◆ WORK TO DO
Return all lines where the word "高崎宗司" can be found.

— START OF PROVIDED DATA —

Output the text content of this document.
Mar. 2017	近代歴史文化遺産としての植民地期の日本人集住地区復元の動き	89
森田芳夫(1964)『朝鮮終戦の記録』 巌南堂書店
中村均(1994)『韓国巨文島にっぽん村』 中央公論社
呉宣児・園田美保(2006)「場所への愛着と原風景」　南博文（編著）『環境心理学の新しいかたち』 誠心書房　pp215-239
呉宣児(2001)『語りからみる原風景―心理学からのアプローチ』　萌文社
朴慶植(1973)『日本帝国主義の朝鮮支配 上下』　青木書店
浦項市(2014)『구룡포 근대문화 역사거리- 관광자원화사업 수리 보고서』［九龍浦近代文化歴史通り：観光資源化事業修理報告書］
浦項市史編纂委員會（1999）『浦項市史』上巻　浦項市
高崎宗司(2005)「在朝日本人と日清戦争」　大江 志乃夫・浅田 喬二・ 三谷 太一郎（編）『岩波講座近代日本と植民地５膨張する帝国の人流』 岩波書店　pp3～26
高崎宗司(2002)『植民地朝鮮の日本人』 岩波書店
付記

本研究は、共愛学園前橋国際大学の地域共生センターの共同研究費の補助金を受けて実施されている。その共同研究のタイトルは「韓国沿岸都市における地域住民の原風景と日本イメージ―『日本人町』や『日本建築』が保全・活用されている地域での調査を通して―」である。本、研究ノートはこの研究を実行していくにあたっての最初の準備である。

— END OF PROVIDED DATA —

◆ THE REPLY
高崎宗司(2005)「在朝日本人と日清戦争」　大江 志乃夫・浅田 喬二・ 三谷 太一郎（編）『岩波講座近代日本と植民地５膨張する帝国の人流』 岩波書店　pp3～26
高崎宗司(2002)『植民地朝鮮の日本人』 岩波書店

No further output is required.